**Given task:** Extract each line holding the word "main" from the entries.

**Stored records:**

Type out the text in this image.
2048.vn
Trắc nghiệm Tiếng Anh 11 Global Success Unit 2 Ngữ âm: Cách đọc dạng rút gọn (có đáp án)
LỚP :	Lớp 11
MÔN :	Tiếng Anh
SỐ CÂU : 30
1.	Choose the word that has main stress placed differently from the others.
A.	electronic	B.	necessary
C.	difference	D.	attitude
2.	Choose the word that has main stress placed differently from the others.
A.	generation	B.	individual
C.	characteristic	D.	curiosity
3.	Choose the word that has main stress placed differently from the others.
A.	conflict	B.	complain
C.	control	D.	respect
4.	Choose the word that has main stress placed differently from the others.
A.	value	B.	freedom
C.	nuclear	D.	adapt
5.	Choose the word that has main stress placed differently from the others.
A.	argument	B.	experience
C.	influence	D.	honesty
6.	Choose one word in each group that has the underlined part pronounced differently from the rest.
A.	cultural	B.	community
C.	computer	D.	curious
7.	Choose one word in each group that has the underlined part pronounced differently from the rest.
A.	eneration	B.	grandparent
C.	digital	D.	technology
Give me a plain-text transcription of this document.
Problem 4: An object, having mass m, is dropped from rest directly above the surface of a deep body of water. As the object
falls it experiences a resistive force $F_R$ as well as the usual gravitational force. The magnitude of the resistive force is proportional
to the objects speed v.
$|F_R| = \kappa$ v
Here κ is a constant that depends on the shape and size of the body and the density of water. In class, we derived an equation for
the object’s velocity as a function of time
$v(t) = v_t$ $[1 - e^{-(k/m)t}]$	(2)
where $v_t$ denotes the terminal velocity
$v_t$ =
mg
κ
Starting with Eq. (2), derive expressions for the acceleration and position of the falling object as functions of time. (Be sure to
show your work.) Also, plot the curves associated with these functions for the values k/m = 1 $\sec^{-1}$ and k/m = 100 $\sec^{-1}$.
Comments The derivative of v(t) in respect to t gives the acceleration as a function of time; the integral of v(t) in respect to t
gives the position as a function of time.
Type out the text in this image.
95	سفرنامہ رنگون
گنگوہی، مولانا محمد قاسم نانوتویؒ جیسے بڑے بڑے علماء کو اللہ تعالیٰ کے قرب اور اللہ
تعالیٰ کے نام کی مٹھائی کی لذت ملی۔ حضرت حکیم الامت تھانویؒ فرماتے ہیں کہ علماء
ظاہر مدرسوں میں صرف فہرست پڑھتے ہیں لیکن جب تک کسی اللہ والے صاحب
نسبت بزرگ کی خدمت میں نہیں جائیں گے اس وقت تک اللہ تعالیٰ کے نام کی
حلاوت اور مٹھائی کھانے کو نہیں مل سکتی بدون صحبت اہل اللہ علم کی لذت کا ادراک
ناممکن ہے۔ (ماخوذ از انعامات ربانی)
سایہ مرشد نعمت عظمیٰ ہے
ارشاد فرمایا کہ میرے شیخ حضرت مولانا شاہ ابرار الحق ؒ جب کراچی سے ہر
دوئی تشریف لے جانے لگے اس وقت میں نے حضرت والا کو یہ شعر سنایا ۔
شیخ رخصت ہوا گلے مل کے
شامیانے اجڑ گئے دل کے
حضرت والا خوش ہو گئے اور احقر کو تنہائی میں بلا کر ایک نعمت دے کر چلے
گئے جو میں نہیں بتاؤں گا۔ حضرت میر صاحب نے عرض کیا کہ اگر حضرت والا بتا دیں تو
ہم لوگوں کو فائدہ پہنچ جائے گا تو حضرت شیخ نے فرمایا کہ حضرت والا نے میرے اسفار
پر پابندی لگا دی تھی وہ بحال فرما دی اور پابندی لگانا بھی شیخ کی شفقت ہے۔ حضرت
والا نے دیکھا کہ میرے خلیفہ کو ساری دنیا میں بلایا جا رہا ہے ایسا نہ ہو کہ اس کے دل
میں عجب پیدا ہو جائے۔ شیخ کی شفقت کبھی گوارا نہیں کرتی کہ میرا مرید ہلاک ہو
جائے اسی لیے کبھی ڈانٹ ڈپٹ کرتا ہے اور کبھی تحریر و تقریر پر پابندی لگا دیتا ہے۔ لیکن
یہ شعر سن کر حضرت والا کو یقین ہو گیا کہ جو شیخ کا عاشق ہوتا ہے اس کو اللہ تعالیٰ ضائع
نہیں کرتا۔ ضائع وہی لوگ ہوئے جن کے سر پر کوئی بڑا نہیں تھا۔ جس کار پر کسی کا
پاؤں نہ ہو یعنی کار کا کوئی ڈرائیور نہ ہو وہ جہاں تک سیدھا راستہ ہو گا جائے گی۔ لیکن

**Response:**
1.	Choose the word that has main stress placed differently from the others.
2.	Choose the word that has main stress placed differently from the others.
3.	Choose the word that has main stress placed differently from the others.
4.	Choose the word that has main stress placed differently from the others.
5.	Choose the word that has main stress placed differently from the others.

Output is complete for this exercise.